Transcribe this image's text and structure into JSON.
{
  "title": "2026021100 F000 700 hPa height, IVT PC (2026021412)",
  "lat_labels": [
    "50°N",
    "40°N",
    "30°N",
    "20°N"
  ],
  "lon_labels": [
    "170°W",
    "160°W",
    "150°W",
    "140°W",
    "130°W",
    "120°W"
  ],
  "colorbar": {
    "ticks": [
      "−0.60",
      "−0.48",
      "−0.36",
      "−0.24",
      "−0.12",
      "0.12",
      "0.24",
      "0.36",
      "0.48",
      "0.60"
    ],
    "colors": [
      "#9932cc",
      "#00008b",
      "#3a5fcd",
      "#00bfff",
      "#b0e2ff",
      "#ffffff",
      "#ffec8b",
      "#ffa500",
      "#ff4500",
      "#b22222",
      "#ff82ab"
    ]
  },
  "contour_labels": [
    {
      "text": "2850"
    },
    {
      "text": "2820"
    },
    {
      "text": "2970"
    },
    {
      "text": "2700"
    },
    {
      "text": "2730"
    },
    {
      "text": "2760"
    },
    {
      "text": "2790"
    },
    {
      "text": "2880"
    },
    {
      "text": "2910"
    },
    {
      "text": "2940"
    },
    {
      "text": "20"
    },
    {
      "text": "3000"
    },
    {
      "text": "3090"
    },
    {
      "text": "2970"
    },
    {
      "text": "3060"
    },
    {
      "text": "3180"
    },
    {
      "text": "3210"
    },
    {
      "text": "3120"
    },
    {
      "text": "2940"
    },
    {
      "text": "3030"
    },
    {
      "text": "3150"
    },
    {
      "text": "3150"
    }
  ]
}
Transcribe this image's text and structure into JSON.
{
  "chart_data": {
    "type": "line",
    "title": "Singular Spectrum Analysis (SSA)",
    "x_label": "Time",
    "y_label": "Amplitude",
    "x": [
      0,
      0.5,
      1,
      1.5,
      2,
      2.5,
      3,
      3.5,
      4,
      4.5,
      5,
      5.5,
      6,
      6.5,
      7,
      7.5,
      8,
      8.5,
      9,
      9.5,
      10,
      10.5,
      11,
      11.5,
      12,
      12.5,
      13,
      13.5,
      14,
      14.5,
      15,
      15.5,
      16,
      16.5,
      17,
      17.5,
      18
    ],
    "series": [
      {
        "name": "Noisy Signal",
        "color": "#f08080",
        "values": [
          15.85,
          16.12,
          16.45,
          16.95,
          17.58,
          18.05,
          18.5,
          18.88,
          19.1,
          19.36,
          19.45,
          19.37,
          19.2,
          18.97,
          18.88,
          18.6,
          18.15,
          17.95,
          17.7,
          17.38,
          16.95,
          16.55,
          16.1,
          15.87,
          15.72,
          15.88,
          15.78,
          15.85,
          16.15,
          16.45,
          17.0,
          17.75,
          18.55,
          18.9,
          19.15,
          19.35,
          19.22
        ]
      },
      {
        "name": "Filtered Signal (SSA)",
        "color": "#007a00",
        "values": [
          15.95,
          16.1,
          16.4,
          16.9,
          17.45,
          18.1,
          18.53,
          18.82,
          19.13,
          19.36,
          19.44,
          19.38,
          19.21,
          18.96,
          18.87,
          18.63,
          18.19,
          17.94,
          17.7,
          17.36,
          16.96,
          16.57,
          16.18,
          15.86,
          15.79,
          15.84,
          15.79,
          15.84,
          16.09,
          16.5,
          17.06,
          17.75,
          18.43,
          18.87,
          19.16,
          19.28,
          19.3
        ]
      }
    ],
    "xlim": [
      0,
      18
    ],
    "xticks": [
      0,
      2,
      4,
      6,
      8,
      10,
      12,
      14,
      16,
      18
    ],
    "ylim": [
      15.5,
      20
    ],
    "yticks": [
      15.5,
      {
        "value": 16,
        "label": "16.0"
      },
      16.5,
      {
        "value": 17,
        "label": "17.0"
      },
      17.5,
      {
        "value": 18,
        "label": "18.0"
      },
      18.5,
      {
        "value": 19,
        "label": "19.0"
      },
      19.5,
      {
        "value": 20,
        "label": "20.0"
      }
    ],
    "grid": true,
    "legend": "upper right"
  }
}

* * *

→ AIM: Look through the entries above. Extract each line with the word "title".

→ WORKED SOLUTION:
  "title": "2026021100 F000 700 hPa height, IVT PC (2026021412)",
    "title": "Singular Spectrum Analysis (SSA)",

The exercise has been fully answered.